Objective:
Restate all of the data exactly.

Data supplied:

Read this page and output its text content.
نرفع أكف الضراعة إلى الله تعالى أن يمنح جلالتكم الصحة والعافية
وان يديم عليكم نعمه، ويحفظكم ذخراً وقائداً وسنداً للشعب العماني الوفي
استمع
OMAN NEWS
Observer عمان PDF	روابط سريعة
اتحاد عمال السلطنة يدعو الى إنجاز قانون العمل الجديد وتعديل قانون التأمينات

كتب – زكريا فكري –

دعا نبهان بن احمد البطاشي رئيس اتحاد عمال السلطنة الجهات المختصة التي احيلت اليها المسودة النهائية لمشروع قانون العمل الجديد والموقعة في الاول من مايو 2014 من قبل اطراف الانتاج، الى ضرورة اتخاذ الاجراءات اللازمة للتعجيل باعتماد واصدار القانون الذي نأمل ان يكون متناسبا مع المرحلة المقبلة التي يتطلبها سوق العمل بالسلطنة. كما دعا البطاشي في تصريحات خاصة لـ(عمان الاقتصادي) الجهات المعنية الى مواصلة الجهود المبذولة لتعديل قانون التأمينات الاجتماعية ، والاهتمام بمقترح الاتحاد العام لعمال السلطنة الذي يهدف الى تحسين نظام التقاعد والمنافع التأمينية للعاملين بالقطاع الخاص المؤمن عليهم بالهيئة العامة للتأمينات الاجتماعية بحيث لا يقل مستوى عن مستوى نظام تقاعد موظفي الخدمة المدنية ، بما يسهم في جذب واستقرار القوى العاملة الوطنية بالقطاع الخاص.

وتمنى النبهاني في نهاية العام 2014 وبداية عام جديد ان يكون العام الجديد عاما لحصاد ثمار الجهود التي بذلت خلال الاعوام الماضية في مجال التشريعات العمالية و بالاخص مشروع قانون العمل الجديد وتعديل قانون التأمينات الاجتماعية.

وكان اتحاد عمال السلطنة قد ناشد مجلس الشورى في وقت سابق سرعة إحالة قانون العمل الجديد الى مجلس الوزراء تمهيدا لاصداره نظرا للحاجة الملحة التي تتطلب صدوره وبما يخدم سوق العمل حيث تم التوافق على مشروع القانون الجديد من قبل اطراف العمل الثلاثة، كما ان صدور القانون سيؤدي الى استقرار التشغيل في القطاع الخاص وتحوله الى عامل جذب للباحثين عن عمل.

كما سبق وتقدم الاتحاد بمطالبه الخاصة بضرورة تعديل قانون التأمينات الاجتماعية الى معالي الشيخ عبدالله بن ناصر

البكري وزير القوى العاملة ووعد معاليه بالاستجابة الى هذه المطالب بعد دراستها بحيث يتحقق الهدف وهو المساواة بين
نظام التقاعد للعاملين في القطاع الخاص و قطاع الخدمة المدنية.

Reply:
Read this page and output its text content.
نرفع أكف الضراعة إلى الله تعالى أن يمنح جلالتكم الصحة والعافية
وان يديم عليكم نعمه، ويحفظكم ذخراً وقائداً وسنداً للشعب العماني الوفي
استمع
OMAN NEWS
Observer عمان PDF	روابط سريعة
اتحاد عمال السلطنة يدعو الى إنجاز قانون العمل الجديد وتعديل قانون التأمينات

كتب – زكريا فكري –

دعا نبهان بن احمد البطاشي رئيس اتحاد عمال السلطنة الجهات المختصة التي احيلت اليها المسودة النهائية لمشروع قانون العمل الجديد والموقعة في الاول من مايو 2014 من قبل اطراف الانتاج، الى ضرورة اتخاذ الاجراءات اللازمة للتعجيل باعتماد واصدار القانون الذي نأمل ان يكون متناسبا مع المرحلة المقبلة التي يتطلبها سوق العمل بالسلطنة. كما دعا البطاشي في تصريحات خاصة لـ(عمان الاقتصادي) الجهات المعنية الى مواصلة الجهود المبذولة لتعديل قانون التأمينات الاجتماعية ، والاهتمام بمقترح الاتحاد العام لعمال السلطنة الذي يهدف الى تحسين نظام التقاعد والمنافع التأمينية للعاملين بالقطاع الخاص المؤمن عليهم بالهيئة العامة للتأمينات الاجتماعية بحيث لا يقل مستوى عن مستوى نظام تقاعد موظفي الخدمة المدنية ، بما يسهم في جذب واستقرار القوى العاملة الوطنية بالقطاع الخاص.

وتمنى النبهاني في نهاية العام 2014 وبداية عام جديد ان يكون العام الجديد عاما لحصاد ثمار الجهود التي بذلت خلال الاعوام الماضية في مجال التشريعات العمالية و بالاخص مشروع قانون العمل الجديد وتعديل قانون التأمينات الاجتماعية.

وكان اتحاد عمال السلطنة قد ناشد مجلس الشورى في وقت سابق سرعة إحالة قانون العمل الجديد الى مجلس الوزراء تمهيدا لاصداره نظرا للحاجة الملحة التي تتطلب صدوره وبما يخدم سوق العمل حيث تم التوافق على مشروع القانون الجديد من قبل اطراف العمل الثلاثة، كما ان صدور القانون سيؤدي الى استقرار التشغيل في القطاع الخاص وتحوله الى عامل جذب للباحثين عن عمل.

كما سبق وتقدم الاتحاد بمطالبه الخاصة بضرورة تعديل قانون التأمينات الاجتماعية الى معالي الشيخ عبدالله بن ناصر

البكري وزير القوى العاملة ووعد معاليه بالاستجابة الى هذه المطالب بعد دراستها بحيث يتحقق الهدف وهو المساواة بين
نظام التقاعد للعاملين في القطاع الخاص و قطاع الخدمة المدنية.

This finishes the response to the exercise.